§ **AIM OF THE TASK**
Please copy out the material below, swapping every "x-tick-label" for "x-axis-tick" and keeping everything else the same. Leave out the pictures.

§ **SUPPLIED MATERIAL**
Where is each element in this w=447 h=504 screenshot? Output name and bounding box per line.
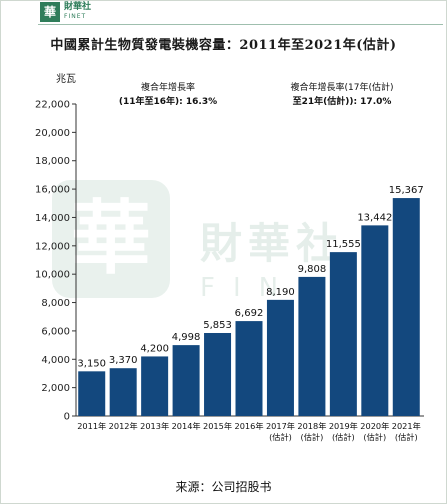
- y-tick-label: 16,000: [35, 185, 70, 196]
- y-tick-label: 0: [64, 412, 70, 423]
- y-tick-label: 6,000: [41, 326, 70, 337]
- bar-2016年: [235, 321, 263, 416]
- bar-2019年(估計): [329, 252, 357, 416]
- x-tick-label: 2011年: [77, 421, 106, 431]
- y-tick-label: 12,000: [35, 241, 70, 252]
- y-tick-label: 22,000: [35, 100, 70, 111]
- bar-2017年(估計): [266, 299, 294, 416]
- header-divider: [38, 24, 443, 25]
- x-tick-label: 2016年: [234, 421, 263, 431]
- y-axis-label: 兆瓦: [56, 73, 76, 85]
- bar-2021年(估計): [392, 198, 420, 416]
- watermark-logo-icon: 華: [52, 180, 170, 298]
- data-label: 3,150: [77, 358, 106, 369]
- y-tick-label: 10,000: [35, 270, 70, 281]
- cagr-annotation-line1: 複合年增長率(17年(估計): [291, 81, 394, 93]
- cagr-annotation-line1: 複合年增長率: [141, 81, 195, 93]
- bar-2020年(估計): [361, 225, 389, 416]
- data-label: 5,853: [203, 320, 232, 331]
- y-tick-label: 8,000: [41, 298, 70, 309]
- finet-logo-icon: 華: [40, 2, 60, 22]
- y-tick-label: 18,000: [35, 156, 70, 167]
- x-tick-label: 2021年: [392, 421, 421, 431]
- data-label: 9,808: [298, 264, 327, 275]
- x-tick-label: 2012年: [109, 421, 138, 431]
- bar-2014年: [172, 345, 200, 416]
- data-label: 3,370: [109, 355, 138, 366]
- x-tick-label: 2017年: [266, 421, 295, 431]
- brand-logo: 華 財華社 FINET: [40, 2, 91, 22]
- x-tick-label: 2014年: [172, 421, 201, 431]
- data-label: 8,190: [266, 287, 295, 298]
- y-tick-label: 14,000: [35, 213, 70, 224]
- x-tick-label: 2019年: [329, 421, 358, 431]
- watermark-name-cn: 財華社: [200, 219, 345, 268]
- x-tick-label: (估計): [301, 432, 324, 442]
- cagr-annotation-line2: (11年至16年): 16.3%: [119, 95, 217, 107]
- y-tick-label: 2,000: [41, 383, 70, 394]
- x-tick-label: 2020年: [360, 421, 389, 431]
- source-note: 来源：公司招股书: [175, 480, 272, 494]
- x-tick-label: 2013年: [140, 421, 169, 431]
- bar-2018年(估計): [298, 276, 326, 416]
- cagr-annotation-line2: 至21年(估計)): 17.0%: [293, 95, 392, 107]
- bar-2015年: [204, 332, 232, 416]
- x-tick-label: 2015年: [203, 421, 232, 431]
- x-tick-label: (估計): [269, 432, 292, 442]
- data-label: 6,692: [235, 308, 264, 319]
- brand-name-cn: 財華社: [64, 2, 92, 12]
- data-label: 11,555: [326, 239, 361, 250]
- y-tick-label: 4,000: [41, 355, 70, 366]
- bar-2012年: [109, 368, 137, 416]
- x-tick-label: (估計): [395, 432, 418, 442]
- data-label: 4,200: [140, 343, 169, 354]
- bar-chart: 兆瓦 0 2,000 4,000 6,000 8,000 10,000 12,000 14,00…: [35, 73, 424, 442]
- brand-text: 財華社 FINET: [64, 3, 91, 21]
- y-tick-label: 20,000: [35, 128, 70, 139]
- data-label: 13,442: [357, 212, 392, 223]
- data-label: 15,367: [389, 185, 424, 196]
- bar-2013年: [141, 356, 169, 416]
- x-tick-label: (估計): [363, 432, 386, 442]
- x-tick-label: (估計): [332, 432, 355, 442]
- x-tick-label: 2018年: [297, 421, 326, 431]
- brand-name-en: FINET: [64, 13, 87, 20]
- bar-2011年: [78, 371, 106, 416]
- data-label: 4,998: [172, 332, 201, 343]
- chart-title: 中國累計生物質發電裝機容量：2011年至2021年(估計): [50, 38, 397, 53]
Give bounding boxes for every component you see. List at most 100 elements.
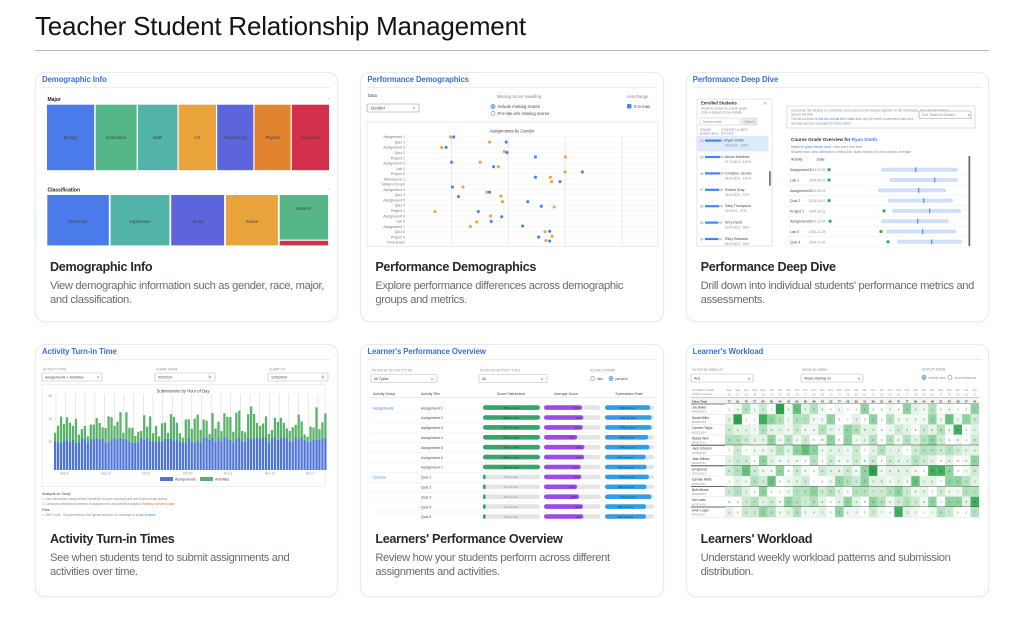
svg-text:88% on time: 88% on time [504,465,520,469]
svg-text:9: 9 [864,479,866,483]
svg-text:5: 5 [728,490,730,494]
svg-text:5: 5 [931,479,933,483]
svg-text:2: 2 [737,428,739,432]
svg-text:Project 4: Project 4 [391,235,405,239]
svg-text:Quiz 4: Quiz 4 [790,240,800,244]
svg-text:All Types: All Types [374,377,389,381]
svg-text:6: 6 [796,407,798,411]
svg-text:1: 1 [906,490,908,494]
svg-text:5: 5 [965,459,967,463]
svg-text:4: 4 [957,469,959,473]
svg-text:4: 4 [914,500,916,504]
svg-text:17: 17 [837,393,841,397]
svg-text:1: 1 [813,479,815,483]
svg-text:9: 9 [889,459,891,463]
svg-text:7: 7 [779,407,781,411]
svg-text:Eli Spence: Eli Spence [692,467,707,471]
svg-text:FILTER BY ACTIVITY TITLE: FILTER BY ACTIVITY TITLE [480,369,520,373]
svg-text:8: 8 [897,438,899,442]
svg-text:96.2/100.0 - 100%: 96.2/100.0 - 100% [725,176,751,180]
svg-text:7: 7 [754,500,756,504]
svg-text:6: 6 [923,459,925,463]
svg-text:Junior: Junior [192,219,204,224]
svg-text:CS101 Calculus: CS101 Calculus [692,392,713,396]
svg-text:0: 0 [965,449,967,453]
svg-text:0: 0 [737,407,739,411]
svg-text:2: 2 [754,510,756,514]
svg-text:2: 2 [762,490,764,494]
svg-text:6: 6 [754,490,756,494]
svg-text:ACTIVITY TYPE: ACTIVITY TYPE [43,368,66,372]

§ **WRITTEN RESPONSE**
Where is each element in this w=447 h=504 screenshot? Output name and bounding box per line.
- y-tick-label: 16,000: [35, 185, 70, 196]
- y-tick-label: 0: [64, 412, 70, 423]
- y-tick-label: 6,000: [41, 326, 70, 337]
- bar-2016年: [235, 321, 263, 416]
- bar-2019年(估計): [329, 252, 357, 416]
- x-axis-tick: 2011年: [77, 421, 106, 431]
- y-tick-label: 12,000: [35, 241, 70, 252]
- y-tick-label: 22,000: [35, 100, 70, 111]
- bar-2017年(估計): [266, 299, 294, 416]
- header-divider: [38, 24, 443, 25]
- x-axis-tick: 2016年: [234, 421, 263, 431]
- y-axis-label: 兆瓦: [56, 73, 76, 85]
- bar-2021年(估計): [392, 198, 420, 416]
- watermark-logo-icon: 華: [52, 180, 170, 298]
- data-label: 3,150: [77, 358, 106, 369]
- y-tick-label: 10,000: [35, 270, 70, 281]
- cagr-annotation-line1: 複合年增長率(17年(估計): [291, 81, 394, 93]
- cagr-annotation-line1: 複合年增長率: [141, 81, 195, 93]
- bar-2020年(估計): [361, 225, 389, 416]
- data-label: 5,853: [203, 320, 232, 331]
- y-tick-label: 8,000: [41, 298, 70, 309]
- finet-logo-icon: 華: [40, 2, 60, 22]
- y-tick-label: 18,000: [35, 156, 70, 167]
- x-axis-tick: 2021年: [392, 421, 421, 431]
- data-label: 9,808: [298, 264, 327, 275]
- x-axis-tick: 2012年: [109, 421, 138, 431]
- bar-2014年: [172, 345, 200, 416]
- data-label: 3,370: [109, 355, 138, 366]
- x-axis-tick: 2017年: [266, 421, 295, 431]
- brand-logo: 華 財華社 FINET: [40, 2, 91, 22]
- x-axis-tick: 2014年: [172, 421, 201, 431]
- data-label: 8,190: [266, 287, 295, 298]
- y-tick-label: 14,000: [35, 213, 70, 224]
- x-axis-tick: 2019年: [329, 421, 358, 431]
- watermark-name-cn: 財華社: [200, 219, 345, 268]
- x-axis-tick: (估計): [301, 432, 324, 442]
- cagr-annotation-line2: (11年至16年): 16.3%: [119, 95, 217, 107]
- y-tick-label: 2,000: [41, 383, 70, 394]
- x-axis-tick: 2020年: [360, 421, 389, 431]
- source-note: 来源：公司招股书: [175, 480, 272, 494]
- x-axis-tick: 2013年: [140, 421, 169, 431]
- bar-2018年(估計): [298, 276, 326, 416]
- cagr-annotation-line2: 至21年(估計)): 17.0%: [293, 95, 392, 107]
- bar-2015年: [204, 332, 232, 416]
- x-axis-tick: 2015年: [203, 421, 232, 431]
- x-axis-tick: (估計): [269, 432, 292, 442]
- data-label: 6,692: [235, 308, 264, 319]
- brand-name-cn: 財華社: [64, 2, 92, 12]
- data-label: 11,555: [326, 239, 361, 250]
- y-tick-label: 4,000: [41, 355, 70, 366]
- bar-2012年: [109, 368, 137, 416]
- x-axis-tick: (估計): [395, 432, 418, 442]
- data-label: 4,200: [140, 343, 169, 354]
- bar-chart: 兆瓦 0 2,000 4,000 6,000 8,000 10,000 12,000 14,00…: [35, 73, 424, 442]
- brand-text: 財華社 FINET: [64, 3, 91, 21]
- y-tick-label: 20,000: [35, 128, 70, 139]
- data-label: 13,442: [357, 212, 392, 223]
- data-label: 15,367: [389, 185, 424, 196]
- bar-2013年: [141, 356, 169, 416]
- x-axis-tick: (估計): [363, 432, 386, 442]
- x-axis-tick: (估計): [332, 432, 355, 442]
- x-axis-tick: 2018年: [297, 421, 326, 431]
- brand-name-en: FINET: [64, 13, 87, 20]
- bar-2011年: [78, 371, 106, 416]
- data-label: 4,998: [172, 332, 201, 343]
- chart-title: 中國累計生物質發電裝機容量：2011年至2021年(估計): [50, 38, 397, 53]
Give bounding boxes for every component you see. List at most 100 elements.
svg-text:88% on time: 88% on time [504,465,520,469]
svg-text:9: 9 [864,479,866,483]
svg-text:5: 5 [728,490,730,494]
svg-text:5: 5 [931,479,933,483]
svg-text:2: 2 [737,428,739,432]
svg-text:Project 4: Project 4 [391,235,405,239]
svg-text:Quiz 4: Quiz 4 [790,240,800,244]
svg-text:All Types: All Types [374,377,389,381]
svg-text:6: 6 [796,407,798,411]
svg-text:1: 1 [906,490,908,494]
svg-text:5: 5 [965,459,967,463]
svg-text:4: 4 [957,469,959,473]
svg-text:4: 4 [914,500,916,504]
svg-text:17: 17 [837,393,841,397]
svg-text:1: 1 [813,479,815,483]
svg-text:9: 9 [889,459,891,463]
svg-text:7: 7 [779,407,781,411]
svg-text:Eli Spence: Eli Spence [692,467,707,471]
svg-text:FILTER BY ACTIVITY TITLE: FILTER BY ACTIVITY TITLE [480,369,520,373]
svg-text:8: 8 [897,438,899,442]
svg-text:96.2/100.0 - 100%: 96.2/100.0 - 100% [725,176,751,180]
svg-text:7: 7 [754,500,756,504]
svg-text:6: 6 [923,459,925,463]
svg-text:Junior: Junior [192,219,204,224]
svg-text:CS101 Calculus: CS101 Calculus [692,392,713,396]
svg-text:0: 0 [965,449,967,453]
svg-text:0: 0 [737,407,739,411]
svg-text:2: 2 [754,510,756,514]
svg-text:2: 2 [762,490,764,494]
svg-text:6: 6 [754,490,756,494]
svg-text:ACTIVITY TYPE: ACTIVITY TYPE [43,368,66,372]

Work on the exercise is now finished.